## [Exercise requirements]
Scan the entries below and extract each line with the word "không" in it.

:::::

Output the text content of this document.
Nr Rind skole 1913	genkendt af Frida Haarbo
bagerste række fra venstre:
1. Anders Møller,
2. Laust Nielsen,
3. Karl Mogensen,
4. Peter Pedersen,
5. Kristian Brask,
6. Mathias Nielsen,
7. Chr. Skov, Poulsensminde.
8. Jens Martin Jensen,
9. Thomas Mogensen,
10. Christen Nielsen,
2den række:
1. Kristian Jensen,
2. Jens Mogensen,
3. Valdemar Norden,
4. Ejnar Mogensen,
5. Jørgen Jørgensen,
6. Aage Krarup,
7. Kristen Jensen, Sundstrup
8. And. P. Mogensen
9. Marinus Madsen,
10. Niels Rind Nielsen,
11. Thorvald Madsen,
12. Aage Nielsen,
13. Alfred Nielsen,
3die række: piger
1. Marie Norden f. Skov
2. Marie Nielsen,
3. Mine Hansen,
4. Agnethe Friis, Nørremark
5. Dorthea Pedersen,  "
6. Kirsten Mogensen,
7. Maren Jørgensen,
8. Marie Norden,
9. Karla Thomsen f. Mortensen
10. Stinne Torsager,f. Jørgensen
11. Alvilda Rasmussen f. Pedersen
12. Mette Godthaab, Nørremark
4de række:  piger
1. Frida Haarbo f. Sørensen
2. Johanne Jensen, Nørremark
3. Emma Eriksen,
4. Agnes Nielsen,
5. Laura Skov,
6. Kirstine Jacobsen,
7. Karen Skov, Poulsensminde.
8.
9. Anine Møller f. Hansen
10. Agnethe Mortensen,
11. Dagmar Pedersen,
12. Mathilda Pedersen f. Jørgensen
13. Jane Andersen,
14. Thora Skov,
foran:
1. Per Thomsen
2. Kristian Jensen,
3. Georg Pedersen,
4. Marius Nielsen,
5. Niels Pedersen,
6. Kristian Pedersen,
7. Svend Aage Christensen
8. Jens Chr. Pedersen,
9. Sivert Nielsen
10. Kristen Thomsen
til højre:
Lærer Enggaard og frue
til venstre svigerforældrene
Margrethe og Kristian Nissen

:::::

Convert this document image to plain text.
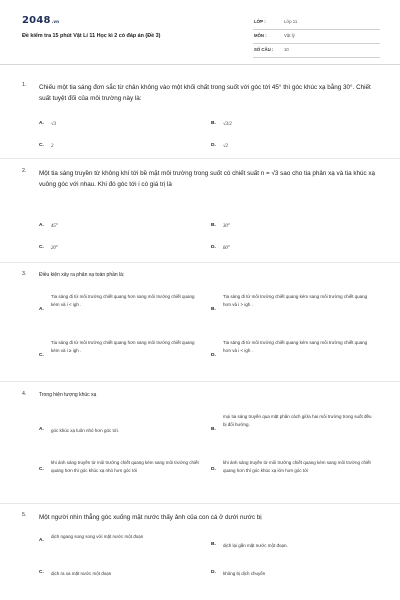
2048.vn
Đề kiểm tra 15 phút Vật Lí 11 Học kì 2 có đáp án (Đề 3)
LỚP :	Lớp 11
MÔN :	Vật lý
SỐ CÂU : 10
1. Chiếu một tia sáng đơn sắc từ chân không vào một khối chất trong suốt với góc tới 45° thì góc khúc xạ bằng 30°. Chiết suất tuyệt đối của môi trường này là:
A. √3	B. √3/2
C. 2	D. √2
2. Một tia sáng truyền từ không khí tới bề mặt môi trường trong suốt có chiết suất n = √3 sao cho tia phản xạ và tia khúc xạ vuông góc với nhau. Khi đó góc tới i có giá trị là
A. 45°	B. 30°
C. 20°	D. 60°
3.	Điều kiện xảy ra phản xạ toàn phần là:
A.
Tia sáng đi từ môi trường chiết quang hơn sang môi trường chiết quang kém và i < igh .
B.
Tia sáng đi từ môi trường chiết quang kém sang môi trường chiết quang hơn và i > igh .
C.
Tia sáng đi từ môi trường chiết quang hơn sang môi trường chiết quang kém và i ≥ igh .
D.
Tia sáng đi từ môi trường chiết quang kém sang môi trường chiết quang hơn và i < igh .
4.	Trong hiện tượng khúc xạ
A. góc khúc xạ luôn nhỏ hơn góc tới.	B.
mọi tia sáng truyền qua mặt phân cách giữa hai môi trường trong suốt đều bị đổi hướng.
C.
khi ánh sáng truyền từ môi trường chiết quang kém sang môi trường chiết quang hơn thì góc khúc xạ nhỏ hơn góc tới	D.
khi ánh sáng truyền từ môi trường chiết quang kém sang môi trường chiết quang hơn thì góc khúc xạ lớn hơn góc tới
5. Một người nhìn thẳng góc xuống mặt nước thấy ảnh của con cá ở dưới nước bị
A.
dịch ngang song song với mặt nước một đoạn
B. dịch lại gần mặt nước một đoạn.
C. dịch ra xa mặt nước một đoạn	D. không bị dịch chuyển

:::::

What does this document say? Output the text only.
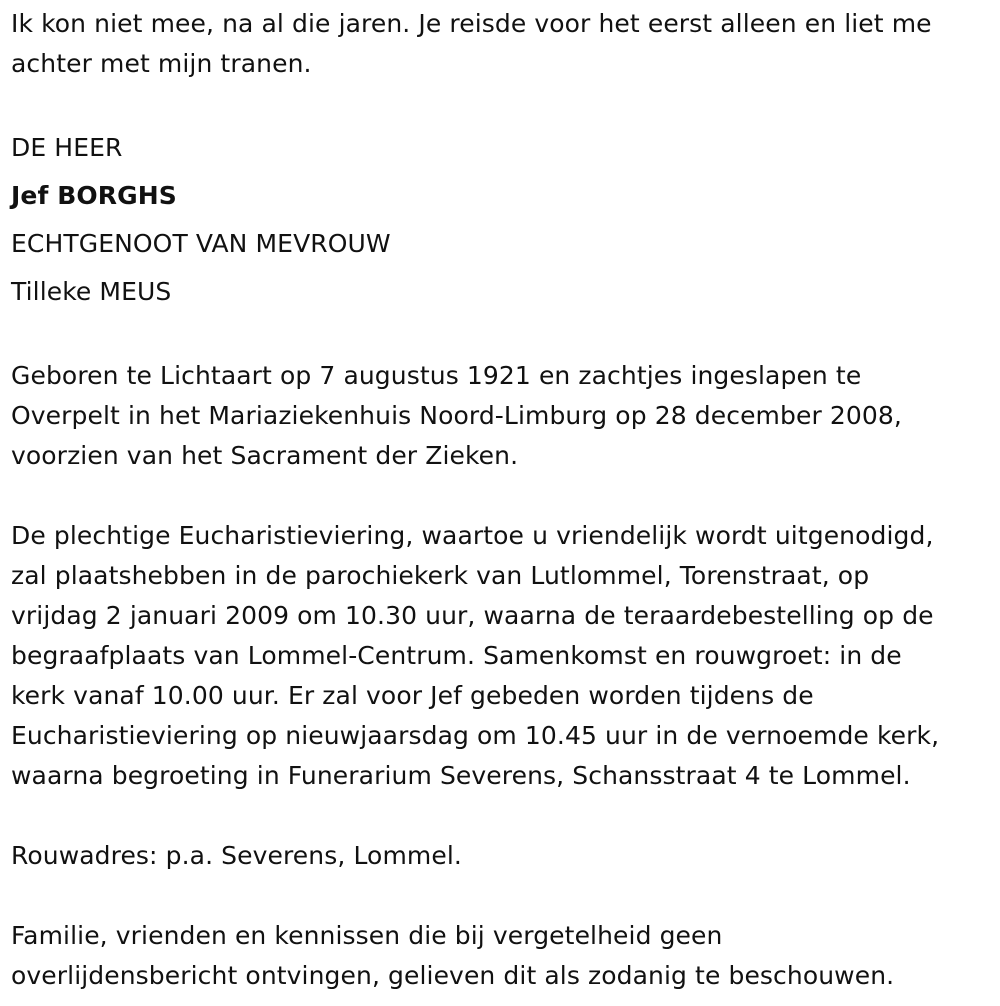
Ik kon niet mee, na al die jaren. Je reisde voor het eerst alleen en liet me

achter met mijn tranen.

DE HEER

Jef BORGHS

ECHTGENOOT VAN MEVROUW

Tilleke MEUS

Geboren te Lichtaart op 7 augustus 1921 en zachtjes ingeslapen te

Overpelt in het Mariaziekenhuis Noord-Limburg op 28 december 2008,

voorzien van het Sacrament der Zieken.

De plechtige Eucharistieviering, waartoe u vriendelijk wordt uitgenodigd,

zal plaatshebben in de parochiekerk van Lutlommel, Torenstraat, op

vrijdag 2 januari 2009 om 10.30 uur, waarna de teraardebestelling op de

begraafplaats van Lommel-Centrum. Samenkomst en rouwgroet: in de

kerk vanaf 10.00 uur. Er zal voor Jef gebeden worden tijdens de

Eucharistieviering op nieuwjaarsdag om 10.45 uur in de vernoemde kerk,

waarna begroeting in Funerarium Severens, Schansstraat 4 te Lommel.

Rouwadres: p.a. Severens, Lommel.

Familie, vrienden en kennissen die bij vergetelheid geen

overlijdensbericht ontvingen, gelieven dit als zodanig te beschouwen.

:::::

## [The response]
1. Chiếu một tia sáng đơn sắc từ chân không vào một khối chất trong suốt với góc tới 45° thì góc khúc xạ bằng 30°. Chiết suất tuyệt đối của môi trường này là:
2. Một tia sáng truyền từ không khí tới bề mặt môi trường trong suốt có chiết suất n = √3 sao cho tia phản xạ và tia khúc xạ vuông góc với nhau. Khi đó góc tới i có giá trị là
C. dịch ra xa mặt nước một đoạn	D. không bị dịch chuyển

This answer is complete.